From 6e7d1d41d118def3ab37e4d84df9a2d995f03c6b Mon Sep 17 00:00:00 2001
From: Johnson Chu <johnsoncodehk@gmail.com>
Date: Mon, 8 Jun 2026 06:31:30 +0800
Subject: [PATCH 06/10] Add a YAML tree-sitter accuracy bench + gate yaml in CI
 (issue #3)
MIME-Version: 1.0
Content-Type: text/plain; charset=UTF-8
Content-Transfer-Encoding: 8bit

`test/treesitter-yaml-bench.ts` measures how many VALID yaml-test-suite inputs the derived YAML
tree-sitter parses with no ERROR/MISSING node ("valid" = the `yaml` package accepts the input, so a
failure is the grammar's, not a malformed sample). Baseline: 209/312 = 67.0% — a real working
tree-sitter for an indentation-sensitive grammar (the grammar previously did not even `generate`).

CI: yaml joins the "generate every derived grammar" conflict gate and gets a build-to-wasm step (its
C indentation scanner must compile + link). The accuracy bench runs where the yaml-test-suite is
already cloned (the readme-bench workflow), not in the conflict gate.

Refs #3
---
 .github/workflows/ci.yml      | 14 ++++++++---
 test/treesitter-yaml-bench.ts | 45 +++++++++++++++++++++++++++++++++++
 2 files changed, 56 insertions(+), 3 deletions(-)
 create mode 100644 test/treesitter-yaml-bench.ts

diff --git a/.github/workflows/ci.yml b/.github/workflows/ci.yml
index c7b0380..c4ba0d5 100644
--- a/.github/workflows/ci.yml
+++ b/.github/workflows/ci.yml
@@ -74,11 +74,11 @@ jobs:
       # grammar that is a tree-sitter target, so a conflict introduced by a grammar
       # change is caught even for the dialects whose wasm is not built below (tsx/js/jsx)
       # — exactly the gap that let an unresolved `type`/`class_heritage` conflict ship.
-      # yaml is excluded: its indentation tokens are not yet wired as tree-sitter
-      # externals, so its generated grammar.js is not loadable (separate open issue).

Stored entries
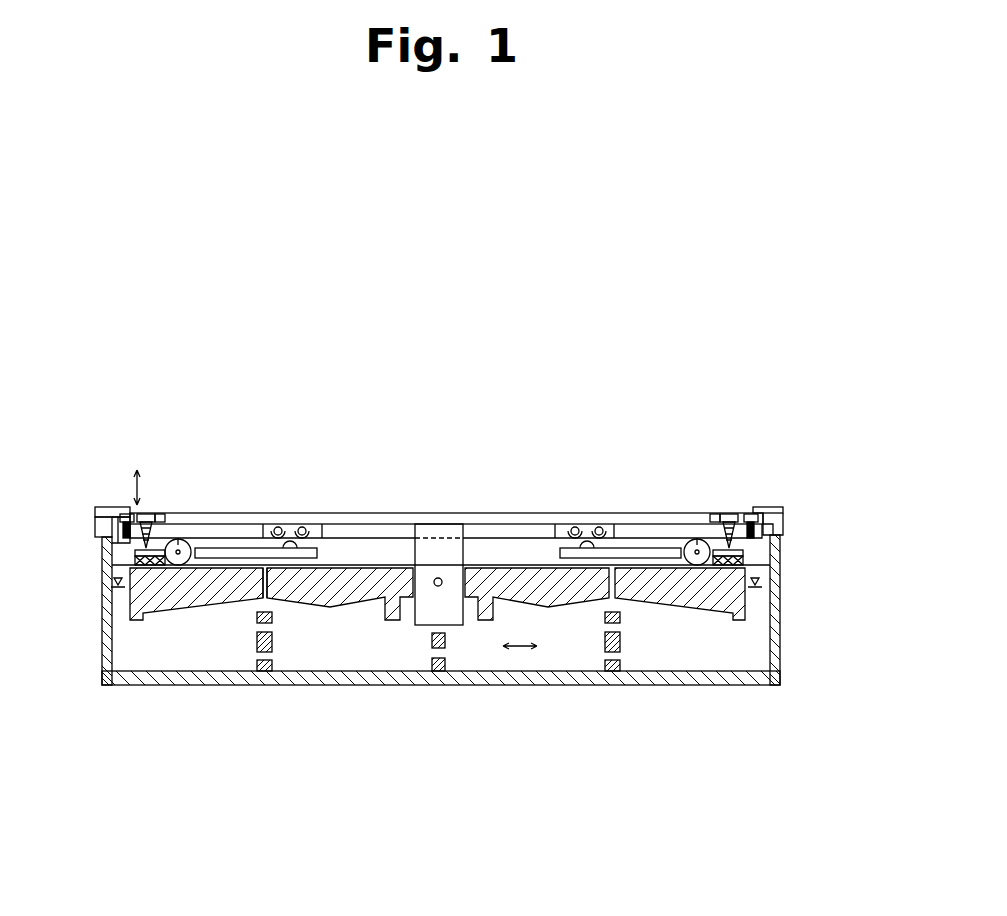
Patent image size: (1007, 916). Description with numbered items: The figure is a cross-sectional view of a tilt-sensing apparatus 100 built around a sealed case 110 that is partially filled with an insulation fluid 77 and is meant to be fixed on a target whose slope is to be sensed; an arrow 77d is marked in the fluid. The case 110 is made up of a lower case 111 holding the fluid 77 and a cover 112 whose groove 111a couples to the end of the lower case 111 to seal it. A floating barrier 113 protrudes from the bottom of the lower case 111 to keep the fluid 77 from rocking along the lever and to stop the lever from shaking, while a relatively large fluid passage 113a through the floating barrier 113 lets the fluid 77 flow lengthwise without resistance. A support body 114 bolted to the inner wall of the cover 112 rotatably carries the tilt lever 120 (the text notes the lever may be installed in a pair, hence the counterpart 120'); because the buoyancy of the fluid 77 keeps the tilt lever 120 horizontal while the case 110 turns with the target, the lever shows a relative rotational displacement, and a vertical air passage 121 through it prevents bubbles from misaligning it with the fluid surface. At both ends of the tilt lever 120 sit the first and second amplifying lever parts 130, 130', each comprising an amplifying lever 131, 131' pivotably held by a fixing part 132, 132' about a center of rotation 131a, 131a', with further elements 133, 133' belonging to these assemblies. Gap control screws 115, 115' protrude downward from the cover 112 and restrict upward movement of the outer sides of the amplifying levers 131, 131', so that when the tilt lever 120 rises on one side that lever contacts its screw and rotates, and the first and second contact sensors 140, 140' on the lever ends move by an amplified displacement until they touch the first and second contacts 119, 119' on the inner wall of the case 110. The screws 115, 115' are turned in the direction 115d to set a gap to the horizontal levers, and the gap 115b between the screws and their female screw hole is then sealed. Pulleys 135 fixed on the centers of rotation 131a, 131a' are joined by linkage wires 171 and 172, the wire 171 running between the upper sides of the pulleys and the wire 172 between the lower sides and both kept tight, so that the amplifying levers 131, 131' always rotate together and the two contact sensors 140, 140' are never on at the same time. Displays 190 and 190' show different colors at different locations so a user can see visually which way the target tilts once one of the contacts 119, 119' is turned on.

The tilt-sensing apparatus 100 is at (90, 447).
The insulation fluid 77 is at (703, 643).
The tank width direction 77d is at (522, 648).
The case 110 is at (445, 514).
The lower case 111 is at (578, 680).
The groove 111a is at (781, 543).
The cover 112 is at (523, 513).
The floating barrier 113 is at (266, 655).
The fluid passage 113a is at (272, 658).
The support body 114 is at (452, 538).
The gap control screw 115 is at (97, 568).
The gap control screw 115' is at (779, 571).
The gap between gap control screw and female screw hole 115b is at (130, 508).
The gap adjustment direction 115d is at (131, 478).
The first contact 119 is at (292, 487).
The second contact 119' is at (584, 486).
The tilt lever 120 is at (340, 665).
The float body 120' is at (605, 663).
The air passage 121 is at (262, 598).
The first amplifying lever part 130 is at (141, 494).
The second amplifying lever part 130' is at (733, 512).
The first amplifying lever 131 is at (191, 514).
The second amplifying lever 131' is at (683, 528).
The center of rotation 131a is at (187, 491).
The center of rotation 131a' is at (685, 506).
The fixing part 132 is at (185, 495).
The fixing part 132' is at (686, 510).
The roller mount 133 is at (168, 482).
The roller mount 133' is at (705, 497).
The pulley 135 is at (150, 590).
The first contact sensor 140 is at (270, 514).
The second contact sensor 140' is at (610, 519).
The linkage wire 171 is at (335, 545).
The linkage wire 172 is at (342, 562).
The display 190 is at (80, 522).
The display 190' is at (797, 517).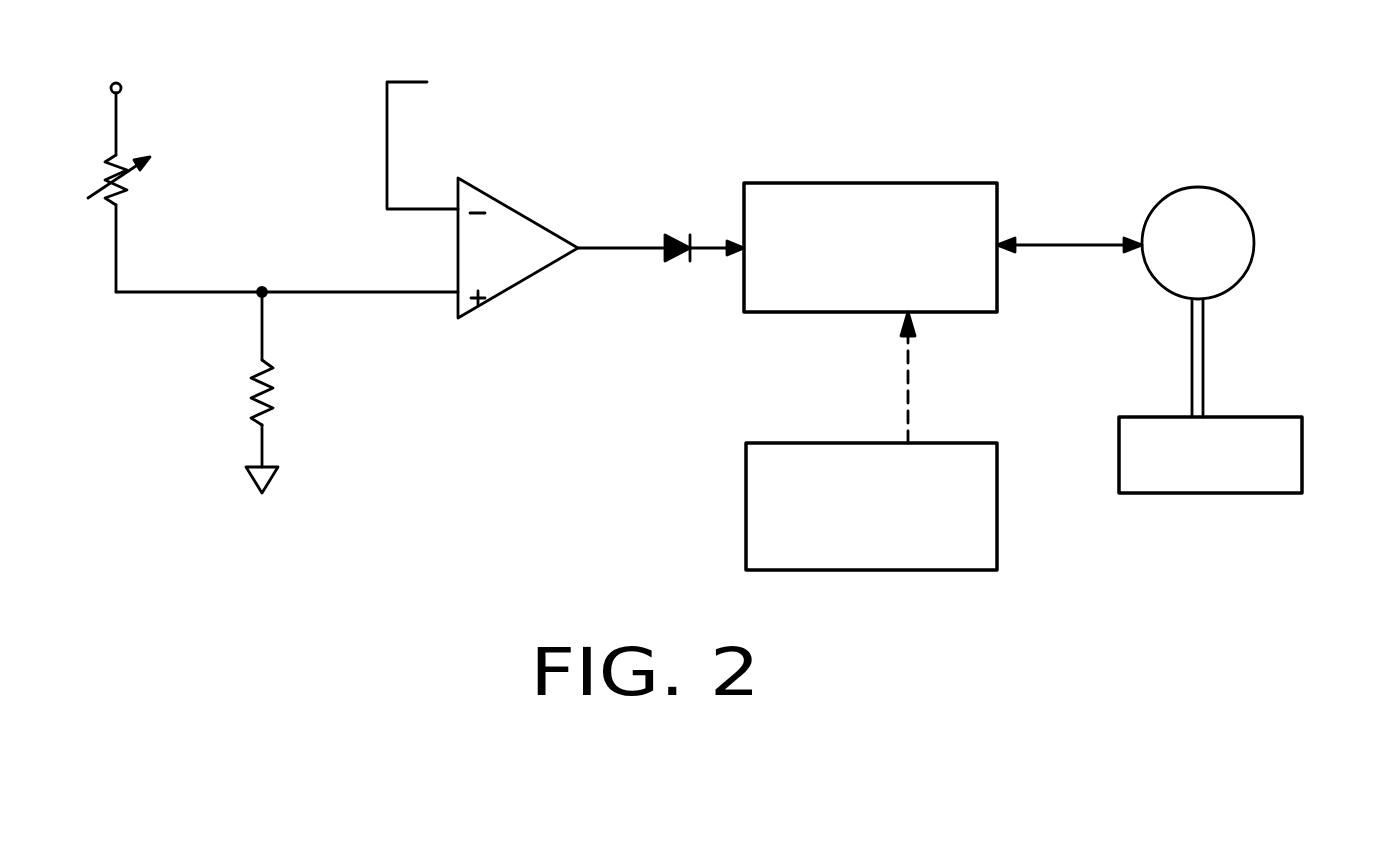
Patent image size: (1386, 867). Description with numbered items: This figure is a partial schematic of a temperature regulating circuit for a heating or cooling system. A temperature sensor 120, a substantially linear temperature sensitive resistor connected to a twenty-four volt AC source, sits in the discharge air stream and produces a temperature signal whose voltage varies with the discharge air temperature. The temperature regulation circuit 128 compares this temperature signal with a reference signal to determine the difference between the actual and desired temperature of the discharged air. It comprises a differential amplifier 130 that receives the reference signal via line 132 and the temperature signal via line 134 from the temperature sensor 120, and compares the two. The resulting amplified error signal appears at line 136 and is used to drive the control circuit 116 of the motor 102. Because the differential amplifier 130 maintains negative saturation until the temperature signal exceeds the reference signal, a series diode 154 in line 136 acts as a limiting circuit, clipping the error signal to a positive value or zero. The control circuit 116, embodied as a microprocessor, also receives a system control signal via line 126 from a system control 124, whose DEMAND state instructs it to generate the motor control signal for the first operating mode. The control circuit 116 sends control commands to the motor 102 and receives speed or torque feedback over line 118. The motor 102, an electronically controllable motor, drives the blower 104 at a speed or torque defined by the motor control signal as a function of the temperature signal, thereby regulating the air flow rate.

§ Exercise brief: Can you reproduce the patch, starting with "diff --git a/.github/workflows/ci.yml" and going on through "(separate open issue).", replacing "indentation tokens" with "indent tokens"?

§ Output:
diff --git a/.github/workflows/ci.yml b/.github/workflows/ci.yml
index c7b0380..c4ba0d5 100644
--- a/.github/workflows/ci.yml
+++ b/.github/workflows/ci.yml
@@ -74,11 +74,11 @@ jobs:
       # grammar that is a tree-sitter target, so a conflict introduced by a grammar
       # change is caught even for the dialects whose wasm is not built below (tsx/js/jsx)
       # — exactly the gap that let an unresolved `type`/`class_heritage` conflict ship.
-      # yaml is excluded: its indent tokens are not yet wired as tree-sitter
-      # externals, so its generated grammar.js is not loadable (separate open issue).